[start of Available records]
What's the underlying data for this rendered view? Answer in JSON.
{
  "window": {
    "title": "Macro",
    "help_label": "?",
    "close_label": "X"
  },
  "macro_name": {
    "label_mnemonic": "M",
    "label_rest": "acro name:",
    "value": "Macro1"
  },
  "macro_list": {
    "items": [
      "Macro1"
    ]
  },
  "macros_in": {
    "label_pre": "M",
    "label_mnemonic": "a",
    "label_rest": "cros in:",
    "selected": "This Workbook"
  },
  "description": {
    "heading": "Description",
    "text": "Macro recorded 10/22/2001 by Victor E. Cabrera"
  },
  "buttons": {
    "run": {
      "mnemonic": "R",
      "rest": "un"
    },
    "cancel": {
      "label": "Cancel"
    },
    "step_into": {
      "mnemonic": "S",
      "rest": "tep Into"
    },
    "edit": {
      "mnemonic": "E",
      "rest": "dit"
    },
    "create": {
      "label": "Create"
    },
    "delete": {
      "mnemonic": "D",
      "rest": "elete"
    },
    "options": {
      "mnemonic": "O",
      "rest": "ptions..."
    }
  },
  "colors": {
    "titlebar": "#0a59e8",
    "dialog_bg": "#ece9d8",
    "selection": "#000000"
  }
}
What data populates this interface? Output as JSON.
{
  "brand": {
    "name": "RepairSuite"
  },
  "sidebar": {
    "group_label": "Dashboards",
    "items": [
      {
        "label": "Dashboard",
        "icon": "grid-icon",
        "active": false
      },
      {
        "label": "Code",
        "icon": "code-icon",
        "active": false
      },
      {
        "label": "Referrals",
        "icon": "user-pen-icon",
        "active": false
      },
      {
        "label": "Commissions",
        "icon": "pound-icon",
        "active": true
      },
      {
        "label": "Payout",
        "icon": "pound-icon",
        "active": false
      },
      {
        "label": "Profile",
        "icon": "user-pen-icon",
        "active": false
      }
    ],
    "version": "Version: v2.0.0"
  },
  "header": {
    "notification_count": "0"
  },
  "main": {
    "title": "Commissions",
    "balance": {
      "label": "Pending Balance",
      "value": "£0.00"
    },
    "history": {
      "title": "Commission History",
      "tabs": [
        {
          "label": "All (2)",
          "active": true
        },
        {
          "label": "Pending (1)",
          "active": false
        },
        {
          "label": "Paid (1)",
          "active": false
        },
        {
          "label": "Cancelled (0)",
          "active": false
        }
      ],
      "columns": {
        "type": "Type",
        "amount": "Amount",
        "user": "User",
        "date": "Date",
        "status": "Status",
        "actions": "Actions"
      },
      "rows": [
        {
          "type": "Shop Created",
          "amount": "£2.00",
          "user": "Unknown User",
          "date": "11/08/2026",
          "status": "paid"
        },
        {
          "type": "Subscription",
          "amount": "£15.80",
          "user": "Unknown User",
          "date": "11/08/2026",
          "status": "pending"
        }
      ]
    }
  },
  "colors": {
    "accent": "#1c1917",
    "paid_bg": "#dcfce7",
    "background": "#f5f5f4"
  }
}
[end of Available records]
*What to work on*.
Extract each line of the listing above, copying it word for word.

*In response*.
What's the underlying data for this rendered view? Answer in JSON.
{
  "window": {
    "title": "Macro",
    "help_label": "?",
    "close_label": "X"
  },
  "macro_name": {
    "label_mnemonic": "M",
    "label_rest": "acro name:",
    "value": "Macro1"
  },
  "macro_list": {
    "items": [
      "Macro1"
    ]
  },
  "macros_in": {
    "label_pre": "M",
    "label_mnemonic": "a",
    "label_rest": "cros in:",
    "selected": "This Workbook"
  },
  "description": {
    "heading": "Description",
    "text": "Macro recorded 10/22/2001 by Victor E. Cabrera"
  },
  "buttons": {
    "run": {
      "mnemonic": "R",
      "rest": "un"
    },
    "cancel": {
      "label": "Cancel"
    },
    "step_into": {
      "mnemonic": "S",
      "rest": "tep Into"
    },
    "edit": {
      "mnemonic": "E",
      "rest": "dit"
    },
    "create": {
      "label": "Create"
    },
    "delete": {
      "mnemonic": "D",
      "rest": "elete"
    },
    "options": {
      "mnemonic": "O",
      "rest": "ptions..."
    }
  },
  "colors": {
    "titlebar": "#0a59e8",
    "dialog_bg": "#ece9d8",
    "selection": "#000000"
  }
}
What data populates this interface? Output as JSON.
{
  "brand": {
    "name": "RepairSuite"
  },
  "sidebar": {
    "group_label": "Dashboards",
    "items": [
      {
        "label": "Dashboard",
        "icon": "grid-icon",
        "active": false
      },
      {
        "label": "Code",
        "icon": "code-icon",
        "active": false
      },
      {
        "label": "Referrals",
        "icon": "user-pen-icon",
        "active": false
      },
      {
        "label": "Commissions",
        "icon": "pound-icon",
        "active": true
      },
      {
        "label": "Payout",
        "icon": "pound-icon",
        "active": false
      },
      {
        "label": "Profile",
        "icon": "user-pen-icon",
        "active": false
      }
    ],
    "version": "Version: v2.0.0"
  },
  "header": {
    "notification_count": "0"
  },
  "main": {
    "title": "Commissions",
    "balance": {
      "label": "Pending Balance",
      "value": "£0.00"
    },
    "history": {
      "title": "Commission History",
      "tabs": [
        {
          "label": "All (2)",
          "active": true
        },
        {
          "label": "Pending (1)",
          "active": false
        },
        {
          "label": "Paid (1)",
          "active": false
        },
        {
          "label": "Cancelled (0)",
          "active": false
        }
      ],
      "columns": {
        "type": "Type",
        "amount": "Amount",
        "user": "User",
        "date": "Date",
        "status": "Status",
        "actions": "Actions"
      },
      "rows": [
        {
          "type": "Shop Created",
          "amount": "£2.00",
          "user": "Unknown User",
          "date": "11/08/2026",
          "status": "paid"
        },
        {
          "type": "Subscription",
          "amount": "£15.80",
          "user": "Unknown User",
          "date": "11/08/2026",
          "status": "pending"
        }
      ]
    }
  },
  "colors": {
    "accent": "#1c1917",
    "paid_bg": "#dcfce7",
    "background": "#f5f5f4"
  }
}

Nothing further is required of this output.